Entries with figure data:
-- -- --

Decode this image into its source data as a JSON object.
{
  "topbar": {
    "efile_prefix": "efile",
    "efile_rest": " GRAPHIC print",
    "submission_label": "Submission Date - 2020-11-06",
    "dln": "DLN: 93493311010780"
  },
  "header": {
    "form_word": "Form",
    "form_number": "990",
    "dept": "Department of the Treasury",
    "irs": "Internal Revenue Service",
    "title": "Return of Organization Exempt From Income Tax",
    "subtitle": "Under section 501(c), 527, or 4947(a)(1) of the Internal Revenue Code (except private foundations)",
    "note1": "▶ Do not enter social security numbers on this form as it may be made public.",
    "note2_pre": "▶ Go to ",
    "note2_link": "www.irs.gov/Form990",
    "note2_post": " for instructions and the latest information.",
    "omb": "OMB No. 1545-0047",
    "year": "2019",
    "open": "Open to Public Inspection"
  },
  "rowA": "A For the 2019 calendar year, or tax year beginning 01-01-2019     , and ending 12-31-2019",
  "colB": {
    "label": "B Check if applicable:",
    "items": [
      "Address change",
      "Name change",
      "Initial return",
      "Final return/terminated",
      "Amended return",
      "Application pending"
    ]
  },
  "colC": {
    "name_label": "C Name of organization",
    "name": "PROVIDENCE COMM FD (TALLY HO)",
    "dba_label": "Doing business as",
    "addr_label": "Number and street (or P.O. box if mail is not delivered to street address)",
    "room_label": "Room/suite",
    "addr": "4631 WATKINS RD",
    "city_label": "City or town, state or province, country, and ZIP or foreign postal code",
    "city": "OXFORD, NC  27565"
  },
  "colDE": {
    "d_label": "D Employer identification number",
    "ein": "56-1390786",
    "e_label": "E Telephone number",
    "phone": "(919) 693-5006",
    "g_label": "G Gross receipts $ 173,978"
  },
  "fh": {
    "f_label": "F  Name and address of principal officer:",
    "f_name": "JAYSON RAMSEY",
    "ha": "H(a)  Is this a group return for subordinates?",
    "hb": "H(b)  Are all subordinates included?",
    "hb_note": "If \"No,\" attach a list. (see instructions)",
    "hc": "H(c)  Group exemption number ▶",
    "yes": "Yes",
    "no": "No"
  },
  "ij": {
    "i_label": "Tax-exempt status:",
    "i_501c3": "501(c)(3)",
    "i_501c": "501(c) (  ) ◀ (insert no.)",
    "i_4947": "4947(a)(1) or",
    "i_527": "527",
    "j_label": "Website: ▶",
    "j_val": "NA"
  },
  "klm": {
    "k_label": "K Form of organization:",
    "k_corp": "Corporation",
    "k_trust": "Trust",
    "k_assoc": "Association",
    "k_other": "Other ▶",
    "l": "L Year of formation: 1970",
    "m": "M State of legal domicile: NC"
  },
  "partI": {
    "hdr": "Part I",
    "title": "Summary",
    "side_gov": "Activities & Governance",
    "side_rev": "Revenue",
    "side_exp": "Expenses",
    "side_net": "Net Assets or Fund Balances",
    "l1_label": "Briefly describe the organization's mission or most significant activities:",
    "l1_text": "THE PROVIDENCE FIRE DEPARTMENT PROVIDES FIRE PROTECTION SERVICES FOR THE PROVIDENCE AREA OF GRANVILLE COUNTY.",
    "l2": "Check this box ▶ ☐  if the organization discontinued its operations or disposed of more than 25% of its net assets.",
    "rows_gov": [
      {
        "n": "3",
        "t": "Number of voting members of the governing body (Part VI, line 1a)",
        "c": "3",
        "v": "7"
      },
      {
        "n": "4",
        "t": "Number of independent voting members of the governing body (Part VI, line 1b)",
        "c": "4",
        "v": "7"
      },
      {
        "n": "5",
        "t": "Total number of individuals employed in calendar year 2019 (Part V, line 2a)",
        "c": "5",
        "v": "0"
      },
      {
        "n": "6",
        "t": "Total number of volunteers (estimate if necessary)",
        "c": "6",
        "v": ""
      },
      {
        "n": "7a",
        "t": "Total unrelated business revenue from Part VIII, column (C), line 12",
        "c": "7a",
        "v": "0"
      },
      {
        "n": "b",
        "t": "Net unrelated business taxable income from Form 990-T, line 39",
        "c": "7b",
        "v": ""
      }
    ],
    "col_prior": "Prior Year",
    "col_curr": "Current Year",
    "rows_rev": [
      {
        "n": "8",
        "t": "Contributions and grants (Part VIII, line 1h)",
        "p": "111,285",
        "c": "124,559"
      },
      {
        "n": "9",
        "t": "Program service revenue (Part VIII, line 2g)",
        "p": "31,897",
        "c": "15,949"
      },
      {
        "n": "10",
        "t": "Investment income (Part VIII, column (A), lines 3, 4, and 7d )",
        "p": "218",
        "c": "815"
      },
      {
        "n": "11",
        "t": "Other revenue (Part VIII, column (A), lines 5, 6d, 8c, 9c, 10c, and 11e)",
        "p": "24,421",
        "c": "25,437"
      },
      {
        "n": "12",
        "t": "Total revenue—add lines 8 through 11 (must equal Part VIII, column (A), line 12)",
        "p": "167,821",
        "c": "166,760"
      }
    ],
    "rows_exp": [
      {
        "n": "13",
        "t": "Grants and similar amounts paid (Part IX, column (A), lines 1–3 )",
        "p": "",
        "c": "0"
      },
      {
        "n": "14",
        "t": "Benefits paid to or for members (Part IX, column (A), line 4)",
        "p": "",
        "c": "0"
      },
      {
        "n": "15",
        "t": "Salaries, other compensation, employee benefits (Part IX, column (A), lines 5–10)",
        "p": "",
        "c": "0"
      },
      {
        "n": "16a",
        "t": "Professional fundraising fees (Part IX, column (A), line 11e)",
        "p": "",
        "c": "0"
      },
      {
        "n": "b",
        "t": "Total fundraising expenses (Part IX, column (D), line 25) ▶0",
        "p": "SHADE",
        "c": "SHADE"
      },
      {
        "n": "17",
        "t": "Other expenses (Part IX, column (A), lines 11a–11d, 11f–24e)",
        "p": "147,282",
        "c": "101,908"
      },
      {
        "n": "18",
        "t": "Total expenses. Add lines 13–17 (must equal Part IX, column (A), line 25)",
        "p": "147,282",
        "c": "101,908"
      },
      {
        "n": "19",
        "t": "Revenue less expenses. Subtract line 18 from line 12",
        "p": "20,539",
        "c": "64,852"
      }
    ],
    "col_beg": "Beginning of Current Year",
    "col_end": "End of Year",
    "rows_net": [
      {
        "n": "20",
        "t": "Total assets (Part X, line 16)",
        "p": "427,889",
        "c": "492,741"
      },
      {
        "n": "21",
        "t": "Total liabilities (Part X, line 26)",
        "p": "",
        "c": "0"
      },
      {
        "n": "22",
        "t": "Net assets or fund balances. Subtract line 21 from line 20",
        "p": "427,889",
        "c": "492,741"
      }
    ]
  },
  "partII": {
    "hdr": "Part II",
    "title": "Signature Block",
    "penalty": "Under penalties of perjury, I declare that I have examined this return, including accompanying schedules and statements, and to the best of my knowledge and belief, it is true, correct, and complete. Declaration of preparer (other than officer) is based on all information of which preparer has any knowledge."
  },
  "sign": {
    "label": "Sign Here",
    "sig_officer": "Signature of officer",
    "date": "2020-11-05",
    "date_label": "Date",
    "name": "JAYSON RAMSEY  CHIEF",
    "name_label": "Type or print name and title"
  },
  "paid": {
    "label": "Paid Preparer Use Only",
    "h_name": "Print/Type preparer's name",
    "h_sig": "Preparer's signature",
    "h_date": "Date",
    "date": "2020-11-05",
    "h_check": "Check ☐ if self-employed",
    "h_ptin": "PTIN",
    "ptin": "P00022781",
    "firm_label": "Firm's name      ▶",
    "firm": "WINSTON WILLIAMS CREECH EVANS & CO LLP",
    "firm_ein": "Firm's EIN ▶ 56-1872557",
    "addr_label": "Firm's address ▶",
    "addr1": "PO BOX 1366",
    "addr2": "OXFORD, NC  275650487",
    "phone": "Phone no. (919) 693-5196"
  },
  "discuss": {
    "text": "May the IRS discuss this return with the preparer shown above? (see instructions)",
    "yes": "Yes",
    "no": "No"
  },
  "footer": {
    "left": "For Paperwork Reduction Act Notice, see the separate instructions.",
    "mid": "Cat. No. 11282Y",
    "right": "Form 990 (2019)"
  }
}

-- -- --

#### Problem to work on
Each line that holds the string "Under" counts once; give the total and nothing else.

#### The response
2